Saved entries
-.-.-

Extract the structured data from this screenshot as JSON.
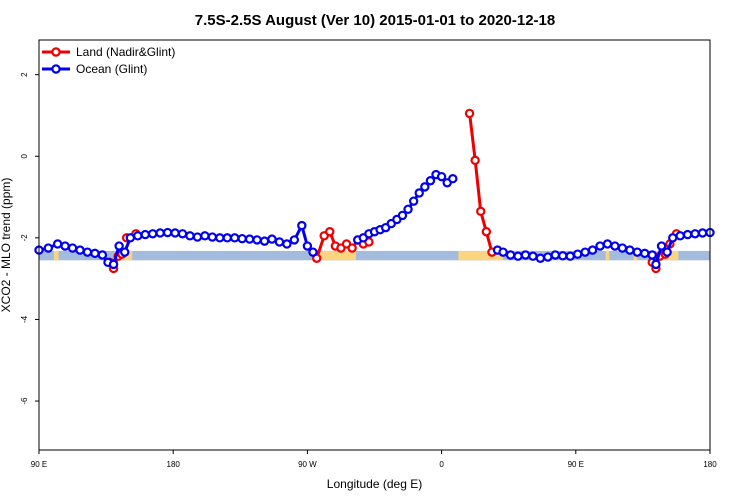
{
  "chart_data": {
    "type": "line",
    "title": "7.5S-2.5S August (Ver 10)   2015-01-01 to 2020-12-18",
    "xlabel": "Longitude (deg E)",
    "ylabel": "XCO2 - MLO trend (ppm)",
    "xlim": [
      90,
      450
    ],
    "ylim": [
      -7.2,
      2.85
    ],
    "x_ticks": [
      {
        "value": 90,
        "label": "90 E"
      },
      {
        "value": 162,
        "label": "180"
      },
      {
        "value": 234,
        "label": "90 W"
      },
      {
        "value": 306,
        "label": "0"
      },
      {
        "value": 378,
        "label": "90 E"
      },
      {
        "value": 450,
        "label": "180"
      }
    ],
    "y_ticks": [
      {
        "value": 2,
        "label": "2"
      },
      {
        "value": 0,
        "label": "0"
      },
      {
        "value": -2,
        "label": "-2"
      },
      {
        "value": -4,
        "label": "-4"
      },
      {
        "value": -6,
        "label": "-6"
      }
    ],
    "legend": {
      "position": "top-left",
      "entries": [
        {
          "label": "Land (Nadir&Glint)",
          "color": "#ee0000"
        },
        {
          "label": "Ocean (Glint)",
          "color": "#0000ee"
        }
      ]
    },
    "surface_band": {
      "y_range": [
        -2.55,
        -2.32
      ],
      "ocean_color": "#a3bcdd",
      "land_color": "#fad47e",
      "land_x_ranges": [
        [
          98,
          100.5
        ],
        [
          133,
          140
        ],
        [
          239,
          260
        ],
        [
          315,
          339
        ],
        [
          394,
          396
        ],
        [
          409,
          411
        ],
        [
          421,
          433
        ]
      ]
    },
    "series": [
      {
        "name": "Land (Nadir&Glint)",
        "color": "#ee0000",
        "segments": [
          {
            "x": [
              128,
              130,
              132.5,
              134.5
            ],
            "y": [
              -2.6,
              -2.75,
              -2.45,
              -2.4
            ]
          },
          {
            "x": [
              137,
              142
            ],
            "y": [
              -2.0,
              -1.9
            ]
          },
          {
            "x": [
              239,
              243,
              246,
              249,
              252,
              255,
              258,
              261,
              264,
              267
            ],
            "y": [
              -2.5,
              -1.95,
              -1.85,
              -2.2,
              -2.25,
              -2.15,
              -2.25,
              -2.05,
              -2.15,
              -2.1
            ]
          },
          {
            "x": [
              321,
              324,
              327,
              330,
              333
            ],
            "y": [
              1.05,
              -0.1,
              -1.35,
              -1.85,
              -2.35
            ]
          },
          {
            "x": [
              419,
              421,
              423,
              426,
              428.5,
              432
            ],
            "y": [
              -2.6,
              -2.75,
              -2.45,
              -2.4,
              -2.15,
              -1.9
            ]
          }
        ]
      },
      {
        "name": "Ocean (Glint)",
        "color": "#0000ee",
        "segments": [
          {
            "x": [
              90,
              95,
              100,
              104,
              108,
              112,
              116,
              120,
              124,
              127,
              130,
              133,
              136,
              139,
              143,
              147,
              151,
              155,
              159,
              163,
              167,
              171,
              175,
              179,
              183,
              187,
              191,
              195,
              199,
              203,
              207,
              211,
              215,
              219,
              223,
              227,
              231,
              234,
              237
            ],
            "y": [
              -2.3,
              -2.25,
              -2.15,
              -2.2,
              -2.25,
              -2.3,
              -2.35,
              -2.38,
              -2.42,
              -2.6,
              -2.65,
              -2.2,
              -2.35,
              -2.0,
              -1.95,
              -1.92,
              -1.9,
              -1.88,
              -1.87,
              -1.88,
              -1.9,
              -1.95,
              -1.98,
              -1.95,
              -1.98,
              -2.0,
              -2.0,
              -2.0,
              -2.02,
              -2.03,
              -2.05,
              -2.08,
              -2.03,
              -2.1,
              -2.15,
              -2.05,
              -1.7,
              -2.2,
              -2.35
            ]
          },
          {
            "x": [
              261,
              264,
              267,
              270,
              273,
              276,
              279,
              282,
              285,
              288,
              291,
              294,
              297,
              300,
              303,
              306,
              309,
              312
            ],
            "y": [
              -2.05,
              -2.0,
              -1.9,
              -1.85,
              -1.8,
              -1.75,
              -1.65,
              -1.55,
              -1.45,
              -1.3,
              -1.1,
              -0.9,
              -0.75,
              -0.6,
              -0.45,
              -0.5,
              -0.65,
              -0.55
            ]
          },
          {
            "x": [
              336,
              339,
              343,
              347,
              351,
              355,
              359,
              363,
              367,
              371,
              375,
              379,
              383,
              387,
              391,
              395,
              399,
              403,
              407,
              411,
              415,
              419,
              421,
              424,
              427,
              430,
              434,
              438,
              442,
              446,
              450
            ],
            "y": [
              -2.3,
              -2.35,
              -2.42,
              -2.45,
              -2.42,
              -2.45,
              -2.5,
              -2.47,
              -2.42,
              -2.44,
              -2.45,
              -2.4,
              -2.35,
              -2.3,
              -2.2,
              -2.15,
              -2.2,
              -2.25,
              -2.3,
              -2.35,
              -2.38,
              -2.42,
              -2.65,
              -2.2,
              -2.35,
              -2.0,
              -1.95,
              -1.92,
              -1.9,
              -1.88,
              -1.87
            ]
          }
        ]
      }
    ]
  }
}
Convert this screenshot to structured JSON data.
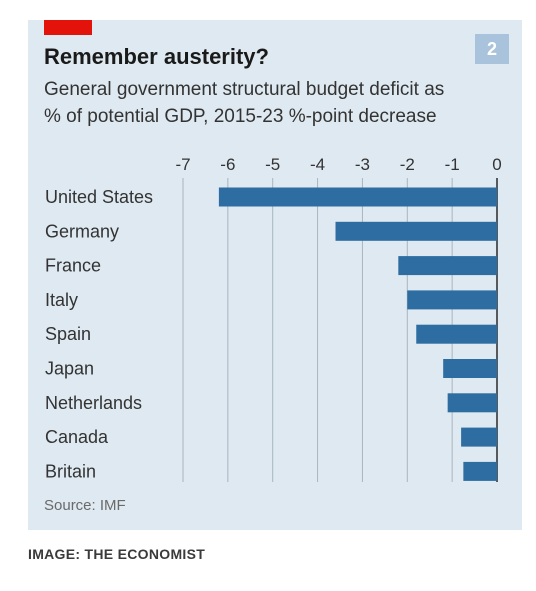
{
  "header": {
    "badge": "2",
    "title": "Remember austerity?",
    "subtitle": "General government structural budget deficit as % of potential GDP, 2015-23 %-point decrease"
  },
  "source": "Source: IMF",
  "caption": "IMAGE: THE ECONOMIST",
  "colors": {
    "bar": "#2d6da1",
    "background": "#dfe9f1",
    "accent": "#e3120b",
    "badge": "#a8c3db"
  },
  "chart_data": {
    "type": "bar",
    "orientation": "horizontal",
    "categories": [
      "United States",
      "Germany",
      "France",
      "Italy",
      "Spain",
      "Japan",
      "Netherlands",
      "Canada",
      "Britain"
    ],
    "values": [
      -6.2,
      -3.6,
      -2.2,
      -2.0,
      -1.8,
      -1.2,
      -1.1,
      -0.8,
      -0.75
    ],
    "xlim": [
      -7,
      0
    ],
    "xticks": [
      "-7",
      "-6",
      "-5",
      "-4",
      "-3",
      "-2",
      "-1",
      "0"
    ],
    "tick_values": [
      -7,
      -6,
      -5,
      -4,
      -3,
      -2,
      -1,
      0
    ],
    "grid": true
  }
}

-.-.-

▸ WORK INSTRUCTIONS
Print each of the records above exactly as written, leaving no picture in the copy.

▸ WRITTEN RESPONSE
Extract the structured data from this screenshot as JSON.
{
  "chart_data": {
    "type": "line",
    "title": "7.5S-2.5S August (Ver 10)   2015-01-01 to 2020-12-18",
    "xlabel": "Longitude (deg E)",
    "ylabel": "XCO2 - MLO trend (ppm)",
    "xlim": [
      90,
      450
    ],
    "ylim": [
      -7.2,
      2.85
    ],
    "x_ticks": [
      {
        "value": 90,
        "label": "90 E"
      },
      {
        "value": 162,
        "label": "180"
      },
      {
        "value": 234,
        "label": "90 W"
      },
      {
        "value": 306,
        "label": "0"
      },
      {
        "value": 378,
        "label": "90 E"
      },
      {
        "value": 450,
        "label": "180"
      }
    ],
    "y_ticks": [
      {
        "value": 2,
        "label": "2"
      },
      {
        "value": 0,
        "label": "0"
      },
      {
        "value": -2,
        "label": "-2"
      },
      {
        "value": -4,
        "label": "-4"
      },
      {
        "value": -6,
        "label": "-6"
      }
    ],
    "legend": {
      "position": "top-left",
      "entries": [
        {
          "label": "Land (Nadir&Glint)",
          "color": "#ee0000"
        },
        {
          "label": "Ocean (Glint)",
          "color": "#0000ee"
        }
      ]
    },
    "surface_band": {
      "y_range": [
        -2.55,
        -2.32
      ],
      "ocean_color": "#a3bcdd",
      "land_color": "#fad47e",
      "land_x_ranges": [
        [
          98,
          100.5
        ],
        [
          133,
          140
        ],
        [
          239,
          260
        ],
        [
          315,
          339
        ],
        [
          394,
          396
        ],
        [
          409,
          411
        ],
        [
          421,
          433
        ]
      ]
    },
    "series": [
      {
        "name": "Land (Nadir&Glint)",
        "color": "#ee0000",
        "segments": [
          {
            "x": [
              128,
              130,
              132.5,
              134.5
            ],
            "y": [
              -2.6,
              -2.75,
              -2.45,
              -2.4
            ]
          },
          {
            "x": [
              137,
              142
            ],
            "y": [
              -2.0,
              -1.9
            ]
          },
          {
            "x": [
              239,
              243,
              246,
              249,
              252,
              255,
              258,
              261,
              264,
              267
            ],
            "y": [
              -2.5,
              -1.95,
              -1.85,
              -2.2,
              -2.25,
              -2.15,
              -2.25,
              -2.05,
              -2.15,
              -2.1
            ]
          },
          {
            "x": [
              321,
              324,
              327,
              330,
              333
            ],
            "y": [
              1.05,
              -0.1,
              -1.35,
              -1.85,
              -2.35
            ]
          },
          {
            "x": [
              419,
              421,
              423,
              426,
              428.5,
              432
            ],
            "y": [
              -2.6,
              -2.75,
              -2.45,
              -2.4,
              -2.15,
              -1.9
            ]
          }
        ]
      },
      {
        "name": "Ocean (Glint)",
        "color": "#0000ee",
        "segments": [
          {
            "x": [
              90,
              95,
              100,
              104,
              108,
              112,
              116,
              120,
              124,
              127,
              130,
              133,
              136,
              139,
              143,
              147,
              151,
              155,
              159,
              163,
              167,
              171,
              175,
              179,
              183,
              187,
              191,
              195,
              199,
              203,
              207,
              211,
              215,
              219,
              223,
              227,
              231,
              234,
              237
            ],
            "y": [
              -2.3,
              -2.25,
              -2.15,
              -2.2,
              -2.25,
              -2.3,
              -2.35,
              -2.38,
              -2.42,
              -2.6,
              -2.65,
              -2.2,
              -2.35,
              -2.0,
              -1.95,
              -1.92,
              -1.9,
              -1.88,
              -1.87,
              -1.88,
              -1.9,
              -1.95,
              -1.98,
              -1.95,
              -1.98,
              -2.0,
              -2.0,
              -2.0,
              -2.02,
              -2.03,
              -2.05,
              -2.08,
              -2.03,
              -2.1,
              -2.15,
              -2.05,
              -1.7,
              -2.2,
              -2.35
            ]
          },
          {
            "x": [
              261,
              264,
              267,
              270,
              273,
              276,
              279,
              282,
              285,
              288,
              291,
              294,
              297,
              300,
              303,
              306,
              309,
              312
            ],
            "y": [
              -2.05,
              -2.0,
              -1.9,
              -1.85,
              -1.8,
              -1.75,
              -1.65,
              -1.55,
              -1.45,
              -1.3,
              -1.1,
              -0.9,
              -0.75,
              -0.6,
              -0.45,
              -0.5,
              -0.65,
              -0.55
            ]
          },
          {
            "x": [
              336,
              339,
              343,
              347,
              351,
              355,
              359,
              363,
              367,
              371,
              375,
              379,
              383,
              387,
              391,
              395,
              399,
              403,
              407,
              411,
              415,
              419,
              421,
              424,
              427,
              430,
              434,
              438,
              442,
              446,
              450
            ],
            "y": [
              -2.3,
              -2.35,
              -2.42,
              -2.45,
              -2.42,
              -2.45,
              -2.5,
              -2.47,
              -2.42,
              -2.44,
              -2.45,
              -2.4,
              -2.35,
              -2.3,
              -2.2,
              -2.15,
              -2.2,
              -2.25,
              -2.3,
              -2.35,
              -2.38,
              -2.42,
              -2.65,
              -2.2,
              -2.35,
              -2.0,
              -1.95,
              -1.92,
              -1.9,
              -1.88,
              -1.87
            ]
          }
        ]
      }
    ]
  }
}
Convert this screenshot to structured JSON data.
{
  "header": {
    "badge": "2",
    "title": "Remember austerity?",
    "subtitle": "General government structural budget deficit as % of potential GDP, 2015-23 %-point decrease"
  },
  "source": "Source: IMF",
  "caption": "IMAGE: THE ECONOMIST",
  "colors": {
    "bar": "#2d6da1",
    "background": "#dfe9f1",
    "accent": "#e3120b",
    "badge": "#a8c3db"
  },
  "chart_data": {
    "type": "bar",
    "orientation": "horizontal",
    "categories": [
      "United States",
      "Germany",
      "France",
      "Italy",
      "Spain",
      "Japan",
      "Netherlands",
      "Canada",
      "Britain"
    ],
    "values": [
      -6.2,
      -3.6,
      -2.2,
      -2.0,
      -1.8,
      -1.2,
      -1.1,
      -0.8,
      -0.75
    ],
    "xlim": [
      -7,
      0
    ],
    "xticks": [
      "-7",
      "-6",
      "-5",
      "-4",
      "-3",
      "-2",
      "-1",
      "0"
    ],
    "tick_values": [
      -7,
      -6,
      -5,
      -4,
      -3,
      -2,
      -1,
      0
    ],
    "grid": true
  }
}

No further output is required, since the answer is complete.